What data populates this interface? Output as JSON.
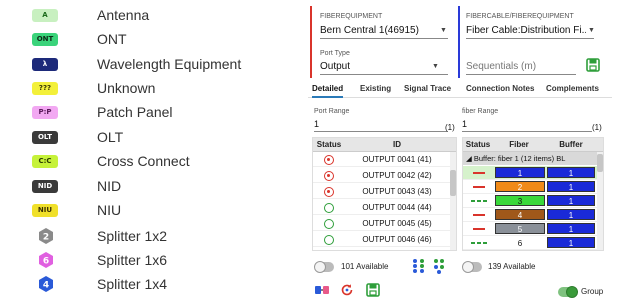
{
  "legend": [
    {
      "badge": "A",
      "label": "Antenna",
      "bg": "#c8f0c0",
      "fg": "#1b6b1b",
      "shape": "badge"
    },
    {
      "badge": "ONT",
      "label": "ONT",
      "bg": "#3ad37a",
      "fg": "#0d2a17",
      "shape": "badge"
    },
    {
      "badge": "λ",
      "label": "Wavelength Equipment",
      "bg": "#1d2a7a",
      "fg": "#ffffff",
      "shape": "badge"
    },
    {
      "badge": "???",
      "label": "Unknown",
      "bg": "#f3f03a",
      "fg": "#333300",
      "shape": "badge"
    },
    {
      "badge": "P:P",
      "label": "Patch Panel",
      "bg": "#f2a8f2",
      "fg": "#5a1a5a",
      "shape": "badge"
    },
    {
      "badge": "OLT",
      "label": "OLT",
      "bg": "#3a3a3a",
      "fg": "#ffffff",
      "shape": "badge"
    },
    {
      "badge": "C:C",
      "label": "Cross Connect",
      "bg": "#c6f23a",
      "fg": "#2a3a00",
      "shape": "badge"
    },
    {
      "badge": "NID",
      "label": "NID",
      "bg": "#3a3a3a",
      "fg": "#ffffff",
      "shape": "badge"
    },
    {
      "badge": "NIU",
      "label": "NIU",
      "bg": "#f0e02a",
      "fg": "#3a3000",
      "shape": "badge"
    },
    {
      "badge": "2",
      "label": "Splitter 1x2",
      "bg": "#8a8a8a",
      "fg": "#ffffff",
      "shape": "hex"
    },
    {
      "badge": "6",
      "label": "Splitter 1x6",
      "bg": "#e060e0",
      "fg": "#ffffff",
      "shape": "hex"
    },
    {
      "badge": "4",
      "label": "Splitter 1x4",
      "bg": "#2a5ad8",
      "fg": "#ffffff",
      "shape": "hex"
    }
  ],
  "fiber_equipment": {
    "label": "FIBEREQUIPMENT",
    "value": "Bern Central 1(46915)",
    "bar_color": "#d9342b"
  },
  "fiber_cable": {
    "label": "FIBERCABLE/FIBEREQUIPMENT",
    "value": "Fiber Cable:Distribution Fi...",
    "bar_color": "#2a3ad8"
  },
  "port_type": {
    "label": "Port Type",
    "value": "Output"
  },
  "sequentials": {
    "placeholder": "Sequentials (m)"
  },
  "tabs": [
    "Detailed",
    "Existing",
    "Signal Trace",
    "Connection Notes",
    "Complements"
  ],
  "port_range": {
    "label": "Port Range",
    "value": "1",
    "count": "(1)"
  },
  "fiber_range": {
    "label": "fiber Range",
    "value": "1",
    "count": "(1)"
  },
  "left_table": {
    "headers": [
      "Status",
      "ID"
    ],
    "rows": [
      {
        "id": "OUTPUT 0041 (41)",
        "status": "red"
      },
      {
        "id": "OUTPUT 0042 (42)",
        "status": "red"
      },
      {
        "id": "OUTPUT 0043 (43)",
        "status": "red"
      },
      {
        "id": "OUTPUT 0044 (44)",
        "status": "green"
      },
      {
        "id": "OUTPUT 0045 (45)",
        "status": "green"
      },
      {
        "id": "OUTPUT 0046 (46)",
        "status": "green"
      }
    ]
  },
  "right_table": {
    "headers": [
      "Status",
      "Fiber",
      "Buffer"
    ],
    "group_label": "Buffer: fiber 1 (12 items) BL",
    "rows": [
      {
        "fiber": "1",
        "fiber_color": "#1a2ad8",
        "buffer": "1",
        "dash": "red",
        "highlight": true
      },
      {
        "fiber": "2",
        "fiber_color": "#f08a18",
        "buffer": "1",
        "dash": "red",
        "highlight": false
      },
      {
        "fiber": "3",
        "fiber_color": "#3ad83a",
        "buffer": "1",
        "dash": "green",
        "highlight": false
      },
      {
        "fiber": "4",
        "fiber_color": "#a0581a",
        "buffer": "1",
        "dash": "red",
        "highlight": false
      },
      {
        "fiber": "5",
        "fiber_color": "#8a9098",
        "buffer": "1",
        "dash": "red",
        "highlight": false
      },
      {
        "fiber": "6",
        "fiber_color": "#ffffff",
        "buffer": "1",
        "dash": "green",
        "highlight": false
      }
    ]
  },
  "left_available": "101 Available",
  "right_available": "139 Available",
  "group_toggle_label": "Group"
}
====================
> BRIEF
Copy the records word for word, leaving no picture in the copy.

> FINISHED ANSWER
What data populates this interface? Output as JSON.
{
  "legend": [
    {
      "badge": "A",
      "label": "Antenna",
      "bg": "#c8f0c0",
      "fg": "#1b6b1b",
      "shape": "badge"
    },
    {
      "badge": "ONT",
      "label": "ONT",
      "bg": "#3ad37a",
      "fg": "#0d2a17",
      "shape": "badge"
    },
    {
      "badge": "λ",
      "label": "Wavelength Equipment",
      "bg": "#1d2a7a",
      "fg": "#ffffff",
      "shape": "badge"
    },
    {
      "badge": "???",
      "label": "Unknown",
      "bg": "#f3f03a",
      "fg": "#333300",
      "shape": "badge"
    },
    {
      "badge": "P:P",
      "label": "Patch Panel",
      "bg": "#f2a8f2",
      "fg": "#5a1a5a",
      "shape": "badge"
    },
    {
      "badge": "OLT",
      "label": "OLT",
      "bg": "#3a3a3a",
      "fg": "#ffffff",
      "shape": "badge"
    },
    {
      "badge": "C:C",
      "label": "Cross Connect",
      "bg": "#c6f23a",
      "fg": "#2a3a00",
      "shape": "badge"
    },
    {
      "badge": "NID",
      "label": "NID",
      "bg": "#3a3a3a",
      "fg": "#ffffff",
      "shape": "badge"
    },
    {
      "badge": "NIU",
      "label": "NIU",
      "bg": "#f0e02a",
      "fg": "#3a3000",
      "shape": "badge"
    },
    {
      "badge": "2",
      "label": "Splitter 1x2",
      "bg": "#8a8a8a",
      "fg": "#ffffff",
      "shape": "hex"
    },
    {
      "badge": "6",
      "label": "Splitter 1x6",
      "bg": "#e060e0",
      "fg": "#ffffff",
      "shape": "hex"
    },
    {
      "badge": "4",
      "label": "Splitter 1x4",
      "bg": "#2a5ad8",
      "fg": "#ffffff",
      "shape": "hex"
    }
  ],
  "fiber_equipment": {
    "label": "FIBEREQUIPMENT",
    "value": "Bern Central 1(46915)",
    "bar_color": "#d9342b"
  },
  "fiber_cable": {
    "label": "FIBERCABLE/FIBEREQUIPMENT",
    "value": "Fiber Cable:Distribution Fi...",
    "bar_color": "#2a3ad8"
  },
  "port_type": {
    "label": "Port Type",
    "value": "Output"
  },
  "sequentials": {
    "placeholder": "Sequentials (m)"
  },
  "tabs": [
    "Detailed",
    "Existing",
    "Signal Trace",
    "Connection Notes",
    "Complements"
  ],
  "port_range": {
    "label": "Port Range",
    "value": "1",
    "count": "(1)"
  },
  "fiber_range": {
    "label": "fiber Range",
    "value": "1",
    "count": "(1)"
  },
  "left_table": {
    "headers": [
      "Status",
      "ID"
    ],
    "rows": [
      {
        "id": "OUTPUT 0041 (41)",
        "status": "red"
      },
      {
        "id": "OUTPUT 0042 (42)",
        "status": "red"
      },
      {
        "id": "OUTPUT 0043 (43)",
        "status": "red"
      },
      {
        "id": "OUTPUT 0044 (44)",
        "status": "green"
      },
      {
        "id": "OUTPUT 0045 (45)",
        "status": "green"
      },
      {
        "id": "OUTPUT 0046 (46)",
        "status": "green"
      }
    ]
  },
  "right_table": {
    "headers": [
      "Status",
      "Fiber",
      "Buffer"
    ],
    "group_label": "Buffer: fiber 1 (12 items) BL",
    "rows": [
      {
        "fiber": "1",
        "fiber_color": "#1a2ad8",
        "buffer": "1",
        "dash": "red",
        "highlight": true
      },
      {
        "fiber": "2",
        "fiber_color": "#f08a18",
        "buffer": "1",
        "dash": "red",
        "highlight": false
      },
      {
        "fiber": "3",
        "fiber_color": "#3ad83a",
        "buffer": "1",
        "dash": "green",
        "highlight": false
      },
      {
        "fiber": "4",
        "fiber_color": "#a0581a",
        "buffer": "1",
        "dash": "red",
        "highlight": false
      },
      {
        "fiber": "5",
        "fiber_color": "#8a9098",
        "buffer": "1",
        "dash": "red",
        "highlight": false
      },
      {
        "fiber": "6",
        "fiber_color": "#ffffff",
        "buffer": "1",
        "dash": "green",
        "highlight": false
      }
    ]
  },
  "left_available": "101 Available",
  "right_available": "139 Available",
  "group_toggle_label": "Group"
}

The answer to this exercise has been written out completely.